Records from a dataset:

_____

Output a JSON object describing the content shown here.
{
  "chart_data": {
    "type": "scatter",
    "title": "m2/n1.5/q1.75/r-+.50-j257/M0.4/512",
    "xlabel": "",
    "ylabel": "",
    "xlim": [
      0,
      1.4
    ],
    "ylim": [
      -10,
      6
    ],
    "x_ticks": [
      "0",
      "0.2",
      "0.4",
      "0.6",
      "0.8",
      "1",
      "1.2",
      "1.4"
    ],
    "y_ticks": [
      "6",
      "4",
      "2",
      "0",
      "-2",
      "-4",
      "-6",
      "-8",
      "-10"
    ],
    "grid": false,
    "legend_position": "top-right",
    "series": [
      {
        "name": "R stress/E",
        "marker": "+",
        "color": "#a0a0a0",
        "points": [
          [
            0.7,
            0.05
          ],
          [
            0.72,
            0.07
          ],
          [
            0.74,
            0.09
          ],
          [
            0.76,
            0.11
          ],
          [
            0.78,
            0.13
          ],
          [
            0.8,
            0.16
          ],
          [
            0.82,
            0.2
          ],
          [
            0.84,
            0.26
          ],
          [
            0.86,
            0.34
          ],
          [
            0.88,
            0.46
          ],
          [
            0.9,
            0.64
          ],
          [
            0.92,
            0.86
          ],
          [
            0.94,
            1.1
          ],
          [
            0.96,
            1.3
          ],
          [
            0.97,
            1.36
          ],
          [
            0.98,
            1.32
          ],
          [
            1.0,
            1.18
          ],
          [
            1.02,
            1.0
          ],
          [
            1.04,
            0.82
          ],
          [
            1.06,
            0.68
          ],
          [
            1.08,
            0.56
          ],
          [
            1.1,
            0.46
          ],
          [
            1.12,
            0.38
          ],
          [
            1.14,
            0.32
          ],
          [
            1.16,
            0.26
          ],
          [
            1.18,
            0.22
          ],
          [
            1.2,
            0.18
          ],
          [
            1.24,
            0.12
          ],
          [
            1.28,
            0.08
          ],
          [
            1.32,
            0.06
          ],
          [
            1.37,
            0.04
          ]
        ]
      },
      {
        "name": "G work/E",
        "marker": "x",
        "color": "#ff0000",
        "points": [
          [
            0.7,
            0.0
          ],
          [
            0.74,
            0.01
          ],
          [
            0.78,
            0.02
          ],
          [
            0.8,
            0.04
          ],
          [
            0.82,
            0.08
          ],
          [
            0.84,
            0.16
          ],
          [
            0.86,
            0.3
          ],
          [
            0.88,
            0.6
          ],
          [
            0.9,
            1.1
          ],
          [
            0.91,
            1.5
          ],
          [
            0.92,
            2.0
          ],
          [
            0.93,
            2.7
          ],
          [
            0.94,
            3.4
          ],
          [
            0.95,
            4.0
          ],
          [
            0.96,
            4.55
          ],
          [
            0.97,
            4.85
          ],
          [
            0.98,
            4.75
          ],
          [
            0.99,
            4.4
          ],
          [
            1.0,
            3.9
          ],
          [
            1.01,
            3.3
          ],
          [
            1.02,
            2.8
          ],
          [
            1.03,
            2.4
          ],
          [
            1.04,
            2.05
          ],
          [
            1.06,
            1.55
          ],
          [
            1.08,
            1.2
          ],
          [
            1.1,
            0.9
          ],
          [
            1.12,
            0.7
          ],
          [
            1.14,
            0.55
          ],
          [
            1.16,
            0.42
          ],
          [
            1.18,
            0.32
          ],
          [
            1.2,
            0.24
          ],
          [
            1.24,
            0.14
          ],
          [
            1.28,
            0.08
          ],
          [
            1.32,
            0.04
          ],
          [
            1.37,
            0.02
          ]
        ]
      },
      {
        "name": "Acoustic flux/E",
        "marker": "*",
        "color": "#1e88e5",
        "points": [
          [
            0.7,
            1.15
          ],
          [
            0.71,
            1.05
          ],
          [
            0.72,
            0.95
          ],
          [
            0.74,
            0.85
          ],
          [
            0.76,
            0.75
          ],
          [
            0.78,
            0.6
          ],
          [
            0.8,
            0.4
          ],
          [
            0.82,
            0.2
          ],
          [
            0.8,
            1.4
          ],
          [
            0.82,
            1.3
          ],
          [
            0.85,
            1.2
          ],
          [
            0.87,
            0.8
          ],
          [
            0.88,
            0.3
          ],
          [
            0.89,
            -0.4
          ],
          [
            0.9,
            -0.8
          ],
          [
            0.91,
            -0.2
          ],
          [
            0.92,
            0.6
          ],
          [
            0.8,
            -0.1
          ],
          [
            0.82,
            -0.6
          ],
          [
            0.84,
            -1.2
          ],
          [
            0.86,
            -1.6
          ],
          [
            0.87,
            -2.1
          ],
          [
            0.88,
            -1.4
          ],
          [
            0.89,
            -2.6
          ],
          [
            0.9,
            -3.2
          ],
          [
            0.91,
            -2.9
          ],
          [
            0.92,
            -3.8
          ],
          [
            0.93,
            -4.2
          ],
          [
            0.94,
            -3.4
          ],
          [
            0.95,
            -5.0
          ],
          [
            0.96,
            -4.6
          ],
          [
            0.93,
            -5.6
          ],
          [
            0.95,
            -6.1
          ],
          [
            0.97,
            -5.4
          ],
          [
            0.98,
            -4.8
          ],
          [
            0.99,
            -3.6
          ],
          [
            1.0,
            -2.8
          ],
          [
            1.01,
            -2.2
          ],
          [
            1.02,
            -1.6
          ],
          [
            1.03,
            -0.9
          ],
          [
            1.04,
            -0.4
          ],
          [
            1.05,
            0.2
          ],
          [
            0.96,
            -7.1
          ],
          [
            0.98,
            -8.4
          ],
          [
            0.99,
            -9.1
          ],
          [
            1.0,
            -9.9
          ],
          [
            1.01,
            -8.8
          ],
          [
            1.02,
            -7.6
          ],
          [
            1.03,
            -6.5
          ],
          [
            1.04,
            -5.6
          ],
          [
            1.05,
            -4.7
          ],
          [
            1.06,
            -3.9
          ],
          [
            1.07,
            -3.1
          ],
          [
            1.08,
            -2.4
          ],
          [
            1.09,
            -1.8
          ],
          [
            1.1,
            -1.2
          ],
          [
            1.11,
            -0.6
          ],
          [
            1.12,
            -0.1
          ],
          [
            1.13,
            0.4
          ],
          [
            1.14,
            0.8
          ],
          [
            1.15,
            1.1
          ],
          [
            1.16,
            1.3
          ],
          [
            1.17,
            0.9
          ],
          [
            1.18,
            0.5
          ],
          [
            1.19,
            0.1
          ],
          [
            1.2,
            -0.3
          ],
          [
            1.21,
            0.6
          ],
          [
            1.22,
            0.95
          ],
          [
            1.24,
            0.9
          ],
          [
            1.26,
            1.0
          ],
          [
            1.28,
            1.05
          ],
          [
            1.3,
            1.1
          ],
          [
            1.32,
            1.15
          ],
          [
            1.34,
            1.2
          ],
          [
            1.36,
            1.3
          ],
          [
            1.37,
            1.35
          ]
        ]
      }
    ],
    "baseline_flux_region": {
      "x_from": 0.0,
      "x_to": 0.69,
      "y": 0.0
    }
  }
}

_____

▶ _Written exercise_: Report each line in the data that holds the word "name".

▶ _Answer to the task_:
        "name": "R stress/E",
        "name": "G work/E",
        "name": "Acoustic flux/E",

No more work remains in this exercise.